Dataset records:
>> BEGIN

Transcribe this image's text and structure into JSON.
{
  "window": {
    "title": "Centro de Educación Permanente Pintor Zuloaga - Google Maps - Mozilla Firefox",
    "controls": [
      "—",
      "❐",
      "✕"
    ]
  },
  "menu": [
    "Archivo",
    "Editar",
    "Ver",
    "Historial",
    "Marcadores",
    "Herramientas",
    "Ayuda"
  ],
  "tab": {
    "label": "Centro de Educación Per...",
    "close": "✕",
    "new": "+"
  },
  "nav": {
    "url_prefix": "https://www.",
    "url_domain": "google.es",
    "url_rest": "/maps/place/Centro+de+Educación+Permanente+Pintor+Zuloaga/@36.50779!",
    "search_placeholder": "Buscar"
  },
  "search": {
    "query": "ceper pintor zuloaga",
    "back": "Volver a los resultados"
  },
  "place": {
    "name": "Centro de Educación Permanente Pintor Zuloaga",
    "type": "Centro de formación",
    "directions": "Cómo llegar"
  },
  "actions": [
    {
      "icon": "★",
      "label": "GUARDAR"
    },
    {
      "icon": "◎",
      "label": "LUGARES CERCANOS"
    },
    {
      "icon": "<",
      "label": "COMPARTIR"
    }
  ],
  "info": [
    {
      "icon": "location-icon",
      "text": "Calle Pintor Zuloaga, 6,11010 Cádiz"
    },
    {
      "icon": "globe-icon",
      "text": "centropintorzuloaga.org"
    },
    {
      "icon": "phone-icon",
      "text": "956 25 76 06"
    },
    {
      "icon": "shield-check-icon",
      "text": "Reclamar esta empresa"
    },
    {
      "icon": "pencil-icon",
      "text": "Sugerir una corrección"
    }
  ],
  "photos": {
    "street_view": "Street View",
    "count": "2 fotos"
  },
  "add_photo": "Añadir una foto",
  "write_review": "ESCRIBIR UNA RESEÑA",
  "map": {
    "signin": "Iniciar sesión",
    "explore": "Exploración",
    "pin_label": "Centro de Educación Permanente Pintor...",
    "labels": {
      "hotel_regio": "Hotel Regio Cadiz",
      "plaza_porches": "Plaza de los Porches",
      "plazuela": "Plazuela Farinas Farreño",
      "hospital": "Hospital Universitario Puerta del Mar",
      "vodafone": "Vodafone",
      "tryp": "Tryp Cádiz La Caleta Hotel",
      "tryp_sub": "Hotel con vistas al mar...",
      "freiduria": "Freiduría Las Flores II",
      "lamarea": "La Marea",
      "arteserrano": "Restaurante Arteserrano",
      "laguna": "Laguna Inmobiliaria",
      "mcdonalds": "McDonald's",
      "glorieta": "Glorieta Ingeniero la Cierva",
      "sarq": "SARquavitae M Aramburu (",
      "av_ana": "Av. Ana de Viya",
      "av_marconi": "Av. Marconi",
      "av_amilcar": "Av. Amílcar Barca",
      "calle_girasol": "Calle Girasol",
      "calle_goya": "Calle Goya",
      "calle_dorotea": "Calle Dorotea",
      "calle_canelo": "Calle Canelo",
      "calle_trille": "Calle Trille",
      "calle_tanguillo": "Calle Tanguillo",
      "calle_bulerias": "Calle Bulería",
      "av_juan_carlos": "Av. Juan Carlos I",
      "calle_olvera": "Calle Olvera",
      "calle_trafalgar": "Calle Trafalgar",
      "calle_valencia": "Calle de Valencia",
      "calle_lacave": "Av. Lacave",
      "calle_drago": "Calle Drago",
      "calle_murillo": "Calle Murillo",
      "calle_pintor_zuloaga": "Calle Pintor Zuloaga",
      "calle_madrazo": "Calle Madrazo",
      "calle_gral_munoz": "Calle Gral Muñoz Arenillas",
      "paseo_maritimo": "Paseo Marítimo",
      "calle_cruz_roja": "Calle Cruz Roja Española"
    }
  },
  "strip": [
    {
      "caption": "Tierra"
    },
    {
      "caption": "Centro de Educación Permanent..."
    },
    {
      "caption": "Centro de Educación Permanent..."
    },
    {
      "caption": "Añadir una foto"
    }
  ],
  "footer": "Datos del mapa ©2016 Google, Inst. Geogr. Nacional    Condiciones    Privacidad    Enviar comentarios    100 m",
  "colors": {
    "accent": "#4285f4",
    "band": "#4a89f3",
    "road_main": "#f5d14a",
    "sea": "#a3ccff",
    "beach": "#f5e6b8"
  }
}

>> END

All of the entries must be quoted exactly; please include each one.

[Expected answer]
Transcribe this image's text and structure into JSON.
{
  "window": {
    "title": "Centro de Educación Permanente Pintor Zuloaga - Google Maps - Mozilla Firefox",
    "controls": [
      "—",
      "❐",
      "✕"
    ]
  },
  "menu": [
    "Archivo",
    "Editar",
    "Ver",
    "Historial",
    "Marcadores",
    "Herramientas",
    "Ayuda"
  ],
  "tab": {
    "label": "Centro de Educación Per...",
    "close": "✕",
    "new": "+"
  },
  "nav": {
    "url_prefix": "https://www.",
    "url_domain": "google.es",
    "url_rest": "/maps/place/Centro+de+Educación+Permanente+Pintor+Zuloaga/@36.50779!",
    "search_placeholder": "Buscar"
  },
  "search": {
    "query": "ceper pintor zuloaga",
    "back": "Volver a los resultados"
  },
  "place": {
    "name": "Centro de Educación Permanente Pintor Zuloaga",
    "type": "Centro de formación",
    "directions": "Cómo llegar"
  },
  "actions": [
    {
      "icon": "★",
      "label": "GUARDAR"
    },
    {
      "icon": "◎",
      "label": "LUGARES CERCANOS"
    },
    {
      "icon": "<",
      "label": "COMPARTIR"
    }
  ],
  "info": [
    {
      "icon": "location-icon",
      "text": "Calle Pintor Zuloaga, 6,11010 Cádiz"
    },
    {
      "icon": "globe-icon",
      "text": "centropintorzuloaga.org"
    },
    {
      "icon": "phone-icon",
      "text": "956 25 76 06"
    },
    {
      "icon": "shield-check-icon",
      "text": "Reclamar esta empresa"
    },
    {
      "icon": "pencil-icon",
      "text": "Sugerir una corrección"
    }
  ],
  "photos": {
    "street_view": "Street View",
    "count": "2 fotos"
  },
  "add_photo": "Añadir una foto",
  "write_review": "ESCRIBIR UNA RESEÑA",
  "map": {
    "signin": "Iniciar sesión",
    "explore": "Exploración",
    "pin_label": "Centro de Educación Permanente Pintor...",
    "labels": {
      "hotel_regio": "Hotel Regio Cadiz",
      "plaza_porches": "Plaza de los Porches",
      "plazuela": "Plazuela Farinas Farreño",
      "hospital": "Hospital Universitario Puerta del Mar",
      "vodafone": "Vodafone",
      "tryp": "Tryp Cádiz La Caleta Hotel",
      "tryp_sub": "Hotel con vistas al mar...",
      "freiduria": "Freiduría Las Flores II",
      "lamarea": "La Marea",
      "arteserrano": "Restaurante Arteserrano",
      "laguna": "Laguna Inmobiliaria",
      "mcdonalds": "McDonald's",
      "glorieta": "Glorieta Ingeniero la Cierva",
      "sarq": "SARquavitae M Aramburu (",
      "av_ana": "Av. Ana de Viya",
      "av_marconi": "Av. Marconi",
      "av_amilcar": "Av. Amílcar Barca",
      "calle_girasol": "Calle Girasol",
      "calle_goya": "Calle Goya",
      "calle_dorotea": "Calle Dorotea",
      "calle_canelo": "Calle Canelo",
      "calle_trille": "Calle Trille",
      "calle_tanguillo": "Calle Tanguillo",
      "calle_bulerias": "Calle Bulería",
      "av_juan_carlos": "Av. Juan Carlos I",
      "calle_olvera": "Calle Olvera",
      "calle_trafalgar": "Calle Trafalgar",
      "calle_valencia": "Calle de Valencia",
      "calle_lacave": "Av. Lacave",
      "calle_drago": "Calle Drago",
      "calle_murillo": "Calle Murillo",
      "calle_pintor_zuloaga": "Calle Pintor Zuloaga",
      "calle_madrazo": "Calle Madrazo",
      "calle_gral_munoz": "Calle Gral Muñoz Arenillas",
      "paseo_maritimo": "Paseo Marítimo",
      "calle_cruz_roja": "Calle Cruz Roja Española"
    }
  },
  "strip": [
    {
      "caption": "Tierra"
    },
    {
      "caption": "Centro de Educación Permanent..."
    },
    {
      "caption": "Centro de Educación Permanent..."
    },
    {
      "caption": "Añadir una foto"
    }
  ],
  "footer": "Datos del mapa ©2016 Google, Inst. Geogr. Nacional    Condiciones    Privacidad    Enviar comentarios    100 m",
  "colors": {
    "accent": "#4285f4",
    "band": "#4a89f3",
    "road_main": "#f5d14a",
    "sea": "#a3ccff",
    "beach": "#f5e6b8"
  }
}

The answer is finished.